TASK TO COMPLETE:
Write out every entry exactly as given, but omit the pictures.

DATA PROVIDED:
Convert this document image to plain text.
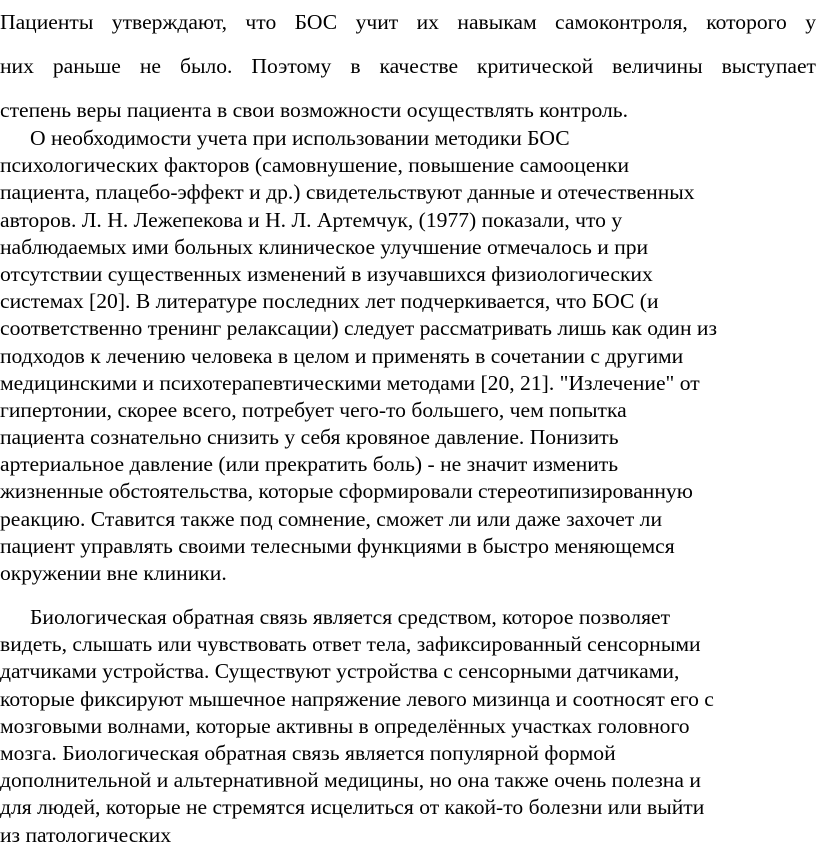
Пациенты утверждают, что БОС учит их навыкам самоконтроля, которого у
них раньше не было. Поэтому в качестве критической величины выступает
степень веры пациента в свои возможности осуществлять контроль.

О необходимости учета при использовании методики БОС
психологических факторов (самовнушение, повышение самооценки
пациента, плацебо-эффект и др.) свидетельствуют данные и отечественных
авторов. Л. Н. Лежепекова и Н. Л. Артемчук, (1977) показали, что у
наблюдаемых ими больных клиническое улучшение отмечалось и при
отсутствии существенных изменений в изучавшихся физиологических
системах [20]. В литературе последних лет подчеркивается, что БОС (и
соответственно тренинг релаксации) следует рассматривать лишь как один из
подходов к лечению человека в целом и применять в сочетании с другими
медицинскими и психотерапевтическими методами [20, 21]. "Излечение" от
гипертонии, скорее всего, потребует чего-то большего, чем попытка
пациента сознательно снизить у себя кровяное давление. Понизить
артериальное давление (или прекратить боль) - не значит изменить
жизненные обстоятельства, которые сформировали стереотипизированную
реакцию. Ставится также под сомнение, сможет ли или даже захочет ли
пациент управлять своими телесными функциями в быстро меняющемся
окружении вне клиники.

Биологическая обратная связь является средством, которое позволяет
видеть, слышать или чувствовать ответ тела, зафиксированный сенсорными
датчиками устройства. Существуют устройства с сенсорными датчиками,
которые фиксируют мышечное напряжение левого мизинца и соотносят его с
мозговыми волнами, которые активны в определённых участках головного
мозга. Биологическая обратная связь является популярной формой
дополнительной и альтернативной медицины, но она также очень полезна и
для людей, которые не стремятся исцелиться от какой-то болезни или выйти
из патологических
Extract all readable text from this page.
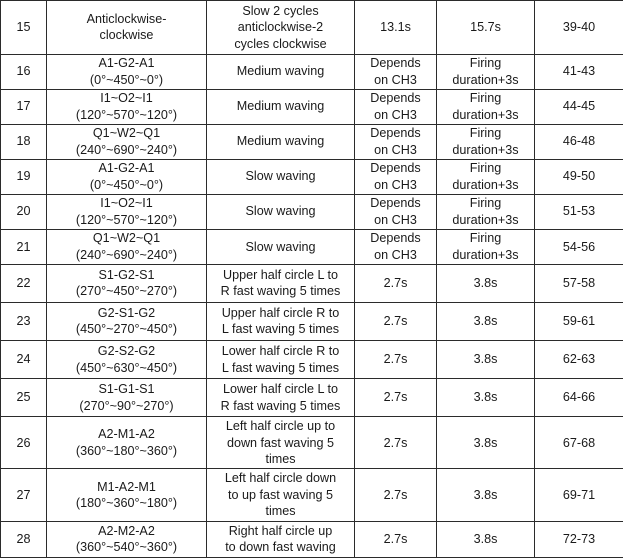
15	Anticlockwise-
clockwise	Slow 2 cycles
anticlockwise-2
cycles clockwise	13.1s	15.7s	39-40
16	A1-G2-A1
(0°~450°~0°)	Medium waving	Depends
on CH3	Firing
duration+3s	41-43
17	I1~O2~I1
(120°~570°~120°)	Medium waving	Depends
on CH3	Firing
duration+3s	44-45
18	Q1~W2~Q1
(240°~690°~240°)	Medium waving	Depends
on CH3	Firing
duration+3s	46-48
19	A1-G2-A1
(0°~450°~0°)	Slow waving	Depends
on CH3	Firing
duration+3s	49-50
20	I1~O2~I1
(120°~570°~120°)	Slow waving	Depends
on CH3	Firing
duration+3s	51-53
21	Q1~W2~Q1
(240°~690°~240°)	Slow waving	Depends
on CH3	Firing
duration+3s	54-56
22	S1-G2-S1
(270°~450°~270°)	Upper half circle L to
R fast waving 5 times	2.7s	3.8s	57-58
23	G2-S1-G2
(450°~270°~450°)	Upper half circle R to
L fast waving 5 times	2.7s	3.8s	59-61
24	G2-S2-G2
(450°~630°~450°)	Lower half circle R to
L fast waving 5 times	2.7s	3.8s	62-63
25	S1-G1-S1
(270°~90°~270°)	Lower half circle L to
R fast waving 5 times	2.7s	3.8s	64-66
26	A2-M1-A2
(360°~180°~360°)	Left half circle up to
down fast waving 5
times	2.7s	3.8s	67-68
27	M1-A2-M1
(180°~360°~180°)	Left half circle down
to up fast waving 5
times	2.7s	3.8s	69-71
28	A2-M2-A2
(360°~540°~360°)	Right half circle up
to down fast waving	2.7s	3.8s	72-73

OUTPUT BELOW:
Convert this document image to plain text.
Пациенты утверждают, что БОС учит их навыкам самоконтроля, которого у
них раньше не было. Поэтому в качестве критической величины выступает
степень веры пациента в свои возможности осуществлять контроль.

О необходимости учета при использовании методики БОС
психологических факторов (самовнушение, повышение самооценки
пациента, плацебо-эффект и др.) свидетельствуют данные и отечественных
авторов. Л. Н. Лежепекова и Н. Л. Артемчук, (1977) показали, что у
наблюдаемых ими больных клиническое улучшение отмечалось и при
отсутствии существенных изменений в изучавшихся физиологических
системах [20]. В литературе последних лет подчеркивается, что БОС (и
соответственно тренинг релаксации) следует рассматривать лишь как один из
подходов к лечению человека в целом и применять в сочетании с другими
медицинскими и психотерапевтическими методами [20, 21]. "Излечение" от
гипертонии, скорее всего, потребует чего-то большего, чем попытка
пациента сознательно снизить у себя кровяное давление. Понизить
артериальное давление (или прекратить боль) - не значит изменить
жизненные обстоятельства, которые сформировали стереотипизированную
реакцию. Ставится также под сомнение, сможет ли или даже захочет ли
пациент управлять своими телесными функциями в быстро меняющемся
окружении вне клиники.

Биологическая обратная связь является средством, которое позволяет
видеть, слышать или чувствовать ответ тела, зафиксированный сенсорными
датчиками устройства. Существуют устройства с сенсорными датчиками,
которые фиксируют мышечное напряжение левого мизинца и соотносят его с
мозговыми волнами, которые активны в определённых участках головного
мозга. Биологическая обратная связь является популярной формой
дополнительной и альтернативной медицины, но она также очень полезна и
для людей, которые не стремятся исцелиться от какой-то болезни или выйти
из патологических
Extract all readable text from this page.
15	Anticlockwise-
clockwise	Slow 2 cycles
anticlockwise-2
cycles clockwise	13.1s	15.7s	39-40
16	A1-G2-A1
(0°~450°~0°)	Medium waving	Depends
on CH3	Firing
duration+3s	41-43
17	I1~O2~I1
(120°~570°~120°)	Medium waving	Depends
on CH3	Firing
duration+3s	44-45
18	Q1~W2~Q1
(240°~690°~240°)	Medium waving	Depends
on CH3	Firing
duration+3s	46-48
19	A1-G2-A1
(0°~450°~0°)	Slow waving	Depends
on CH3	Firing
duration+3s	49-50
20	I1~O2~I1
(120°~570°~120°)	Slow waving	Depends
on CH3	Firing
duration+3s	51-53
21	Q1~W2~Q1
(240°~690°~240°)	Slow waving	Depends
on CH3	Firing
duration+3s	54-56
22	S1-G2-S1
(270°~450°~270°)	Upper half circle L to
R fast waving 5 times	2.7s	3.8s	57-58
23	G2-S1-G2
(450°~270°~450°)	Upper half circle R to
L fast waving 5 times	2.7s	3.8s	59-61
24	G2-S2-G2
(450°~630°~450°)	Lower half circle R to
L fast waving 5 times	2.7s	3.8s	62-63
25	S1-G1-S1
(270°~90°~270°)	Lower half circle L to
R fast waving 5 times	2.7s	3.8s	64-66
26	A2-M1-A2
(360°~180°~360°)	Left half circle up to
down fast waving 5
times	2.7s	3.8s	67-68
27	M1-A2-M1
(180°~360°~180°)	Left half circle down
to up fast waving 5
times	2.7s	3.8s	69-71
28	A2-M2-A2
(360°~540°~360°)	Right half circle up
to down fast waving	2.7s	3.8s	72-73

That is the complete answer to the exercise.